▶ [INPUT MATERIAL]
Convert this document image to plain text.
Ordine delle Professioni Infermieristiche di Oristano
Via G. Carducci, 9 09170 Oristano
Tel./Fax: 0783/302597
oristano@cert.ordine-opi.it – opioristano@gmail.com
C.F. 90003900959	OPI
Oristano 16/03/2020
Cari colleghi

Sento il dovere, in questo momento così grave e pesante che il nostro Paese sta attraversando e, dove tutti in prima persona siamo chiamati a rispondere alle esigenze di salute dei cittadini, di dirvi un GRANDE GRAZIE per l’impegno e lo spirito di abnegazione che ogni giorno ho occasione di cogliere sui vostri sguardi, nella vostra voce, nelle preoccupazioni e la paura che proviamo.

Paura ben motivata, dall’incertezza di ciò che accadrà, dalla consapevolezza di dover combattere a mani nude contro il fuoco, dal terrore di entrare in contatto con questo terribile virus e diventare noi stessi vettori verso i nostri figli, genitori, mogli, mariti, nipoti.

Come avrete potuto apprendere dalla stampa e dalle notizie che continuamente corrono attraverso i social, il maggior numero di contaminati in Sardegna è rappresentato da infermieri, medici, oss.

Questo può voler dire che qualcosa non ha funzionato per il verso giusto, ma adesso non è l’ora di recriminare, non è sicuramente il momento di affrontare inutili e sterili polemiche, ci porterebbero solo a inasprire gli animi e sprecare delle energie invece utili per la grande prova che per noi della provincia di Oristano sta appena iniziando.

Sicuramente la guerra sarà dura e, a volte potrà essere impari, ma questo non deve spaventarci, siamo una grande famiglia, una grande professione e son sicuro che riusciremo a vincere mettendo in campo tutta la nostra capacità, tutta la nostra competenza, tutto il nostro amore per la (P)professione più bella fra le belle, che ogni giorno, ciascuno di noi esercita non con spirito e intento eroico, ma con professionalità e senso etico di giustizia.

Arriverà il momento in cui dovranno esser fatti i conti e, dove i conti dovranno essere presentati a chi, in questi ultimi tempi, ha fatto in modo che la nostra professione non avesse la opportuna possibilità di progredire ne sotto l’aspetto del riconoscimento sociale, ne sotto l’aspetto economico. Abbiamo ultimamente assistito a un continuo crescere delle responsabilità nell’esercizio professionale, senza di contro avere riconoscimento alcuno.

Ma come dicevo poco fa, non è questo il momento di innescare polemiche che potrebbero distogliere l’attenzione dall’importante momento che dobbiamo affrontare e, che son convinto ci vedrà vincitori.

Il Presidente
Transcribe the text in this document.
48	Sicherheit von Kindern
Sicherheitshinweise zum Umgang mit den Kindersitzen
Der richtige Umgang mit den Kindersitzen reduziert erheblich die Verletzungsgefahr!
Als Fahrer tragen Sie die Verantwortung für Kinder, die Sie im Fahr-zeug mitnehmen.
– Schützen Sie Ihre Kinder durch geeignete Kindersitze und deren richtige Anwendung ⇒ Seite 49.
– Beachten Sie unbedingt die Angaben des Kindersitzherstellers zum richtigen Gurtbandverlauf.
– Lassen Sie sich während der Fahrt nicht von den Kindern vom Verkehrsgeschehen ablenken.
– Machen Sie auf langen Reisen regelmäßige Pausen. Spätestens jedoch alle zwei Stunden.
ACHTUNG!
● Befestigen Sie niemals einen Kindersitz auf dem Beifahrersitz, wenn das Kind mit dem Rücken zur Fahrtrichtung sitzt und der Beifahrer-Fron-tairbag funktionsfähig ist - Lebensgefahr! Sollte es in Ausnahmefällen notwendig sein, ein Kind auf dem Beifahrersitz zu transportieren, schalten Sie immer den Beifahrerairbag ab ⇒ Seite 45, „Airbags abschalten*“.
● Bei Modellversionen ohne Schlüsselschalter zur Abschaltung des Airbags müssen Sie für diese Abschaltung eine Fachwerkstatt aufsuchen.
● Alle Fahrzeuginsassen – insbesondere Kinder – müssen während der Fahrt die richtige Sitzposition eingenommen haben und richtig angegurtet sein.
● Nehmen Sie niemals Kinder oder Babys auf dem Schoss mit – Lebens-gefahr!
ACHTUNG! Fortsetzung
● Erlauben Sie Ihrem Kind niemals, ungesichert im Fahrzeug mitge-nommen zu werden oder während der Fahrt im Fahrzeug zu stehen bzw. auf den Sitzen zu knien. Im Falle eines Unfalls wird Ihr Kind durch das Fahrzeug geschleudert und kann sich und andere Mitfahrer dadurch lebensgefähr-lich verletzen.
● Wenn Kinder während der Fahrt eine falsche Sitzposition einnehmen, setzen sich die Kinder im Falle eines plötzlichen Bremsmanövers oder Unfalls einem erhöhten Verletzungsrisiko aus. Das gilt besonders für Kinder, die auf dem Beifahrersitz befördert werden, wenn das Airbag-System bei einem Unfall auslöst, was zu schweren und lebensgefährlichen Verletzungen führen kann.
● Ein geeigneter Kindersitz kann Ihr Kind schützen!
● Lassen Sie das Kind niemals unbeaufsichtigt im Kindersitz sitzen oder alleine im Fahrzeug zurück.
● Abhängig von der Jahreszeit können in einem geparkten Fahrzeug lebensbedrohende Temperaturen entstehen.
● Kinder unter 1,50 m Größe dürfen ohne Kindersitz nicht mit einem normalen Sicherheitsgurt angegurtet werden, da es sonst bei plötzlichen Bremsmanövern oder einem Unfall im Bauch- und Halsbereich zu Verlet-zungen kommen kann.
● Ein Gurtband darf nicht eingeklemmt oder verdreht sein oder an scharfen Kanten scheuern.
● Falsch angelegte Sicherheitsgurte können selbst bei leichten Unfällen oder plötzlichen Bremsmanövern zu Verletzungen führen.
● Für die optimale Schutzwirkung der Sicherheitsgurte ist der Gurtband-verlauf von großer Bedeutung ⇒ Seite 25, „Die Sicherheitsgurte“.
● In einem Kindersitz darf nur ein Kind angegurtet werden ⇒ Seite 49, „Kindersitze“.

▶ [PROMPT] Only lines that include "müssen" belong in the answer; copy all of them from the listing.

▶ [EXPECTED OUTPUT]
● Bei Modellversionen ohne Schlüsselschalter zur Abschaltung des Airbags müssen Sie für diese Abschaltung eine Fachwerkstatt aufsuchen.
● Alle Fahrzeuginsassen – insbesondere Kinder – müssen während der Fahrt die richtige Sitzposition eingenommen haben und richtig angegurtet sein.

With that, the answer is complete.